** begin Input **
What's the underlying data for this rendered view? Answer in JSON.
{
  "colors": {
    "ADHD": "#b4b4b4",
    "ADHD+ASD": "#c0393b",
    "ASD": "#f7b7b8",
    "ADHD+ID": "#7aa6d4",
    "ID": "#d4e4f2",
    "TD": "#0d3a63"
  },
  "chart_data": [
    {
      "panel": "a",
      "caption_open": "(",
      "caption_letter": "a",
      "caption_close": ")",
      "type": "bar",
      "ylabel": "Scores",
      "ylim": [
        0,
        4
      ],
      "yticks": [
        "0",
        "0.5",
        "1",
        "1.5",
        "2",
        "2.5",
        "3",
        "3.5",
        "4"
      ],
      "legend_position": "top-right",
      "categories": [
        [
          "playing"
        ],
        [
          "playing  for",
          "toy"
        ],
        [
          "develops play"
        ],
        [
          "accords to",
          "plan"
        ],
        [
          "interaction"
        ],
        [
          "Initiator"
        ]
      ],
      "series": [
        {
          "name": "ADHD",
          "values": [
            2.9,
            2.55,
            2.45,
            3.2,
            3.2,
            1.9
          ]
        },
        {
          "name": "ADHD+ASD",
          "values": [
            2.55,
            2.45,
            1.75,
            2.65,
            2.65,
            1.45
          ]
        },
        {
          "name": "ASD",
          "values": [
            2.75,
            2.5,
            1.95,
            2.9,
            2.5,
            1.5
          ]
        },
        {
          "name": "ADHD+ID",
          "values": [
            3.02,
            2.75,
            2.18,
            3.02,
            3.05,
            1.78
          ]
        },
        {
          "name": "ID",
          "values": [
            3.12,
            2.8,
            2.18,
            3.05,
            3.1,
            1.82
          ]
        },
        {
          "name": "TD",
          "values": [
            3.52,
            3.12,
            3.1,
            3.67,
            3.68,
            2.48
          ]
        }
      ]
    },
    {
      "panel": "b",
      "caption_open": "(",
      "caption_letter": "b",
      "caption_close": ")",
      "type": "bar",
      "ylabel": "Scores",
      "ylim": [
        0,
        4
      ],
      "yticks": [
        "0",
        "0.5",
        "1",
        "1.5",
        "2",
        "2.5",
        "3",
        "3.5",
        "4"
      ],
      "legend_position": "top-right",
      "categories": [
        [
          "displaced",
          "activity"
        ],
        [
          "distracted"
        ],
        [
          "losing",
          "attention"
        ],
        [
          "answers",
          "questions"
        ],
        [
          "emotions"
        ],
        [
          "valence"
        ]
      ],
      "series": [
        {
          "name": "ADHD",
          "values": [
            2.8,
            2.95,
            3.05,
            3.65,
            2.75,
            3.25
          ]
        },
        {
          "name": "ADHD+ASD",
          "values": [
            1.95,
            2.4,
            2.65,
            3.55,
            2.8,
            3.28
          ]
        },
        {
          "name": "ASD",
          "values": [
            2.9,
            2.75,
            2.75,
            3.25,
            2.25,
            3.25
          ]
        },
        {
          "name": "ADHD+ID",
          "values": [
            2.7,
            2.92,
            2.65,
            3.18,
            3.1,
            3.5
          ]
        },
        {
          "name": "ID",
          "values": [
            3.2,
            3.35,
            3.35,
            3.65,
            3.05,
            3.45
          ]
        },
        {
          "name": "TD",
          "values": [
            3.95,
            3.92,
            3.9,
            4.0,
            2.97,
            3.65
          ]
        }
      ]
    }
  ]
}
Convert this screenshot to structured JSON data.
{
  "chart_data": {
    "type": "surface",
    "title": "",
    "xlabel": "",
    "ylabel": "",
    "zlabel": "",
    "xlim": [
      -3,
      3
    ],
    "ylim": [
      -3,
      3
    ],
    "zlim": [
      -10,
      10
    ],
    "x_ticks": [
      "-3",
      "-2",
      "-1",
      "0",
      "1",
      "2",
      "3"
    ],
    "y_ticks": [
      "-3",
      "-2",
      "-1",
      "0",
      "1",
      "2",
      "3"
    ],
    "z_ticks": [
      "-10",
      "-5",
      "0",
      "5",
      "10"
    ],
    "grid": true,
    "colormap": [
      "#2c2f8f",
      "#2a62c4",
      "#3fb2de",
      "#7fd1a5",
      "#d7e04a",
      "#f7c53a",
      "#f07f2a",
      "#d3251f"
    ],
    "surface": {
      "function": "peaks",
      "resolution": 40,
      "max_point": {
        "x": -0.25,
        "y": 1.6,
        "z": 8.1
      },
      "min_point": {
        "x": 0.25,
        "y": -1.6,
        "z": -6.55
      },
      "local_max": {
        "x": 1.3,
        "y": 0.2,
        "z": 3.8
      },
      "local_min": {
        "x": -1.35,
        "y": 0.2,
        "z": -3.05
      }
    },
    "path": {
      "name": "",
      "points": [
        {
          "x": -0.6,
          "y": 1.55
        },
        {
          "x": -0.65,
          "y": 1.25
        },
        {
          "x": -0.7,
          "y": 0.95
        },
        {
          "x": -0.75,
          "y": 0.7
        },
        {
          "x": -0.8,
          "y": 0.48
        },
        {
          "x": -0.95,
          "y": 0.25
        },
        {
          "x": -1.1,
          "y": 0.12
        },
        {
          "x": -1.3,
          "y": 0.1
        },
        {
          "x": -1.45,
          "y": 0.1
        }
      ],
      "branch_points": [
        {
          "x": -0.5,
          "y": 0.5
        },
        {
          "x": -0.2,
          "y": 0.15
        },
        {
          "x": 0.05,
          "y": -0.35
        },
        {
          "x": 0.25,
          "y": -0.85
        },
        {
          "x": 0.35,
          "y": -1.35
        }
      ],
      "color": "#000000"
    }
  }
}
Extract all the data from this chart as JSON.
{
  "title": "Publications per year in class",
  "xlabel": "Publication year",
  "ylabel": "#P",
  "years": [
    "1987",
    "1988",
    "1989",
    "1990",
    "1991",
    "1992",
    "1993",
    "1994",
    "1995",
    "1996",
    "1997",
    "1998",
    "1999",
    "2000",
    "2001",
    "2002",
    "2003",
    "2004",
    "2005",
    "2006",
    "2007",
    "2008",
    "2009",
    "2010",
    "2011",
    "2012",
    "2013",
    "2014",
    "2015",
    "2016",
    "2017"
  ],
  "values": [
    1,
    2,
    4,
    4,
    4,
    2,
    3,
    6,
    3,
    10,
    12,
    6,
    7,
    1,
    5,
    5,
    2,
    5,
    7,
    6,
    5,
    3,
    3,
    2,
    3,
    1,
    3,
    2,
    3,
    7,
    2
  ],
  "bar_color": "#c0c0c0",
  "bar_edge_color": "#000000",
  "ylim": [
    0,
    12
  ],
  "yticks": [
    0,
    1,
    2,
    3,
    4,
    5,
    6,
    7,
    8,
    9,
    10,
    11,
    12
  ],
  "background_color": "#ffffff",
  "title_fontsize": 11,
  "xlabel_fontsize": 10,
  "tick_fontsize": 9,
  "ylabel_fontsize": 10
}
** end Input **
Exactly repeat the lines from the line that contains "Extract all the data from this chart as JSON." to the end of the entries, both included, and leave out all other lines.

**Task response:**
Extract all the data from this chart as JSON.
{
  "title": "Publications per year in class",
  "xlabel": "Publication year",
  "ylabel": "#P",
  "years": [
    "1987",
    "1988",
    "1989",
    "1990",
    "1991",
    "1992",
    "1993",
    "1994",
    "1995",
    "1996",
    "1997",
    "1998",
    "1999",
    "2000",
    "2001",
    "2002",
    "2003",
    "2004",
    "2005",
    "2006",
    "2007",
    "2008",
    "2009",
    "2010",
    "2011",
    "2012",
    "2013",
    "2014",
    "2015",
    "2016",
    "2017"
  ],
  "values": [
    1,
    2,
    4,
    4,
    4,
    2,
    3,
    6,
    3,
    10,
    12,
    6,
    7,
    1,
    5,
    5,
    2,
    5,
    7,
    6,
    5,
    3,
    3,
    2,
    3,
    1,
    3,
    2,
    3,
    7,
    2
  ],
  "bar_color": "#c0c0c0",
  "bar_edge_color": "#000000",
  "ylim": [
    0,
    12
  ],
  "yticks": [
    0,
    1,
    2,
    3,
    4,
    5,
    6,
    7,
    8,
    9,
    10,
    11,
    12
  ],
  "background_color": "#ffffff",
  "title_fontsize": 11,
  "xlabel_fontsize": 10,
  "tick_fontsize": 9,
  "ylabel_fontsize": 10
}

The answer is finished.